▶ **Task to complete**: Quote every line below exactly and skip any picture.

▶ **Available records**:
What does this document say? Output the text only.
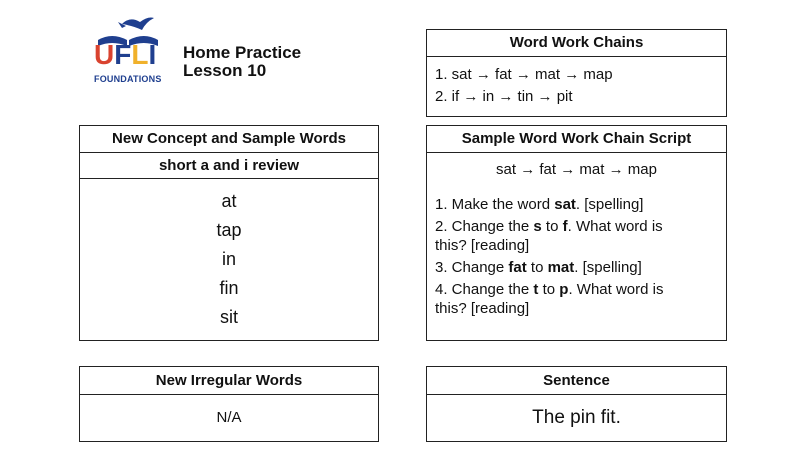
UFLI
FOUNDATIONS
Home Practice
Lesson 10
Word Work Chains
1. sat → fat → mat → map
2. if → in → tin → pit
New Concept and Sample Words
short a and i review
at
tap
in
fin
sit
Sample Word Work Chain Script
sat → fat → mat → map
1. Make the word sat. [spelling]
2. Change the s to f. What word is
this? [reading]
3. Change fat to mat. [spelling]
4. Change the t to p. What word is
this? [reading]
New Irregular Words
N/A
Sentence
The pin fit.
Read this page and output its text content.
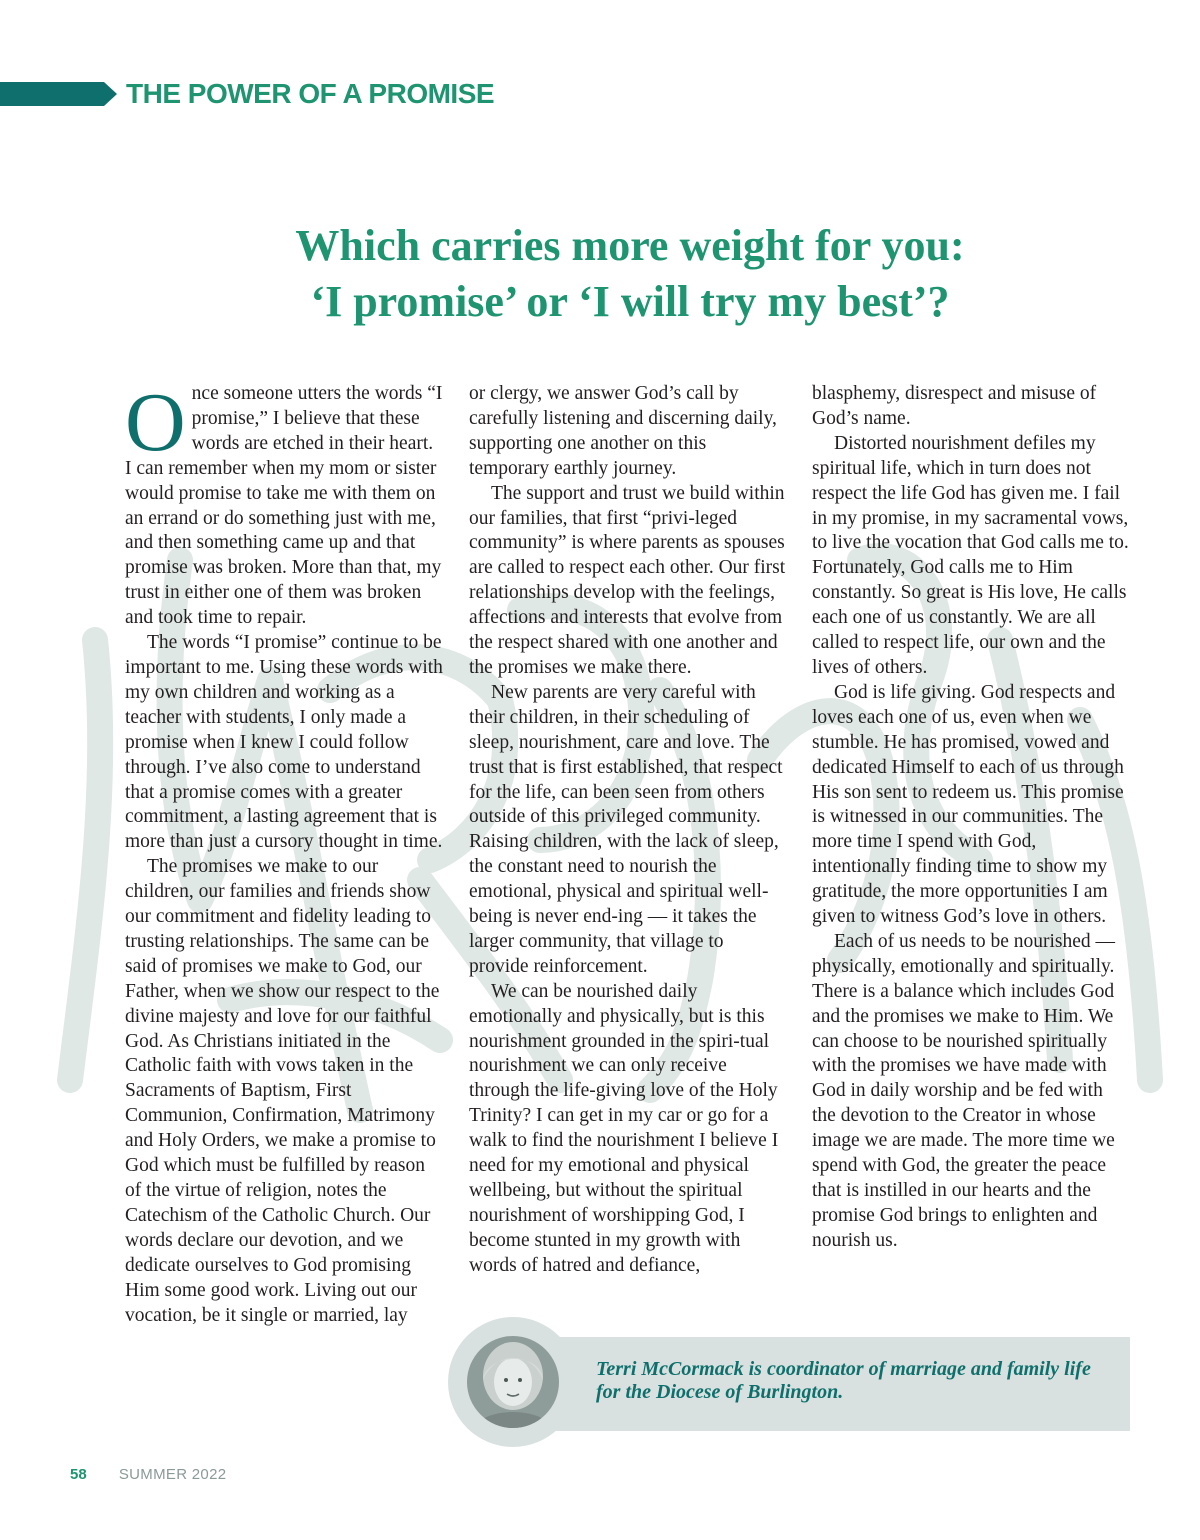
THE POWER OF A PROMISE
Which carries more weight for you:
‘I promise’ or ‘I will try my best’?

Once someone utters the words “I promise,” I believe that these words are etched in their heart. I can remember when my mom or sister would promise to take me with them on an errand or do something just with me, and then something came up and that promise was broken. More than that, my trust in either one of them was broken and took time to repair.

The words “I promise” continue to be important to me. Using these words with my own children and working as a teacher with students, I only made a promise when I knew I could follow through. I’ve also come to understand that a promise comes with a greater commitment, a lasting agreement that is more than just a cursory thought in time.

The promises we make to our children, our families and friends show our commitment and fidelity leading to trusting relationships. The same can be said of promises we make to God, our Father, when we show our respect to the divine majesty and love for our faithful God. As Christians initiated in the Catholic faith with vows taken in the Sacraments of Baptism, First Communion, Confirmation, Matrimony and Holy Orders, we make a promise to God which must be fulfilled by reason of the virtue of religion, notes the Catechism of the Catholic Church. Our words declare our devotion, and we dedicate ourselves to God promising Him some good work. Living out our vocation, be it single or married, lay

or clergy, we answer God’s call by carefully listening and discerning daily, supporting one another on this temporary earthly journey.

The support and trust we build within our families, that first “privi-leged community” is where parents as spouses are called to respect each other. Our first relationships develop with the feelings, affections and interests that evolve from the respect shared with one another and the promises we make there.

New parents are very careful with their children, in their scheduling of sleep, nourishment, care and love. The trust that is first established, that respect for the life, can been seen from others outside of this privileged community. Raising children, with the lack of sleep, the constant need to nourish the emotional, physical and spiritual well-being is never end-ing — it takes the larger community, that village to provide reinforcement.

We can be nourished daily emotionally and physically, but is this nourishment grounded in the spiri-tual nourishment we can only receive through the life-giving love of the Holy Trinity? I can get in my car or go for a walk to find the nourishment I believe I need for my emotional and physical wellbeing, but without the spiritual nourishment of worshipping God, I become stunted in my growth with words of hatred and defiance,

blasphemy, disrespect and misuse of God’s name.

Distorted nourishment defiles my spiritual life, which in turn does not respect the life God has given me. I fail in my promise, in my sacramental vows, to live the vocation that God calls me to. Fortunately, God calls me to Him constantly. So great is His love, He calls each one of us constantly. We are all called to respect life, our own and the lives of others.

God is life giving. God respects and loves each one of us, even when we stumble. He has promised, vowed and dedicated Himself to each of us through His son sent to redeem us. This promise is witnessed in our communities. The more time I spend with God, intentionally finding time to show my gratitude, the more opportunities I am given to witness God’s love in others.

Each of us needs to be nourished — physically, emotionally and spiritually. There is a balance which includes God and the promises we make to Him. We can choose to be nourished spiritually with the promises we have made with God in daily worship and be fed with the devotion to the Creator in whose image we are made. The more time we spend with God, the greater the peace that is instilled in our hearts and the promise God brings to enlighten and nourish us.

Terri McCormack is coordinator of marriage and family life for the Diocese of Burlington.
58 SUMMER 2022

▶ **Response below**:
What does this document say? Output the text only.
UFLI
FOUNDATIONS
Home Practice
Lesson 10
Word Work Chains
1. sat → fat → mat → map
2. if → in → tin → pit
New Concept and Sample Words
short a and i review
at
tap
in
fin
sit
Sample Word Work Chain Script
sat → fat → mat → map
1. Make the word sat. [spelling]
2. Change the s to f. What word is
this? [reading]
3. Change fat to mat. [spelling]
4. Change the t to p. What word is
this? [reading]
New Irregular Words
N/A
Sentence
The pin fit.
Read this page and output its text content.
THE POWER OF A PROMISE
Which carries more weight for you:
‘I promise’ or ‘I will try my best’?

Once someone utters the words “I promise,” I believe that these words are etched in their heart. I can remember when my mom or sister would promise to take me with them on an errand or do something just with me, and then something came up and that promise was broken. More than that, my trust in either one of them was broken and took time to repair.

The words “I promise” continue to be important to me. Using these words with my own children and working as a teacher with students, I only made a promise when I knew I could follow through. I’ve also come to understand that a promise comes with a greater commitment, a lasting agreement that is more than just a cursory thought in time.

The promises we make to our children, our families and friends show our commitment and fidelity leading to trusting relationships. The same can be said of promises we make to God, our Father, when we show our respect to the divine majesty and love for our faithful God. As Christians initiated in the Catholic faith with vows taken in the Sacraments of Baptism, First Communion, Confirmation, Matrimony and Holy Orders, we make a promise to God which must be fulfilled by reason of the virtue of religion, notes the Catechism of the Catholic Church. Our words declare our devotion, and we dedicate ourselves to God promising Him some good work. Living out our vocation, be it single or married, lay

or clergy, we answer God’s call by carefully listening and discerning daily, supporting one another on this temporary earthly journey.

The support and trust we build within our families, that first “privi-leged community” is where parents as spouses are called to respect each other. Our first relationships develop with the feelings, affections and interests that evolve from the respect shared with one another and the promises we make there.

New parents are very careful with their children, in their scheduling of sleep, nourishment, care and love. The trust that is first established, that respect for the life, can been seen from others outside of this privileged community. Raising children, with the lack of sleep, the constant need to nourish the emotional, physical and spiritual well-being is never end-ing — it takes the larger community, that village to provide reinforcement.

We can be nourished daily emotionally and physically, but is this nourishment grounded in the spiri-tual nourishment we can only receive through the life-giving love of the Holy Trinity? I can get in my car or go for a walk to find the nourishment I believe I need for my emotional and physical wellbeing, but without the spiritual nourishment of worshipping God, I become stunted in my growth with words of hatred and defiance,

blasphemy, disrespect and misuse of God’s name.

Distorted nourishment defiles my spiritual life, which in turn does not respect the life God has given me. I fail in my promise, in my sacramental vows, to live the vocation that God calls me to. Fortunately, God calls me to Him constantly. So great is His love, He calls each one of us constantly. We are all called to respect life, our own and the lives of others.

God is life giving. God respects and loves each one of us, even when we stumble. He has promised, vowed and dedicated Himself to each of us through His son sent to redeem us. This promise is witnessed in our communities. The more time I spend with God, intentionally finding time to show my gratitude, the more opportunities I am given to witness God’s love in others.

Each of us needs to be nourished — physically, emotionally and spiritually. There is a balance which includes God and the promises we make to Him. We can choose to be nourished spiritually with the promises we have made with God in daily worship and be fed with the devotion to the Creator in whose image we are made. The more time we spend with God, the greater the peace that is instilled in our hearts and the promise God brings to enlighten and nourish us.

Terri McCormack is coordinator of marriage and family life for the Diocese of Burlington.
58 SUMMER 2022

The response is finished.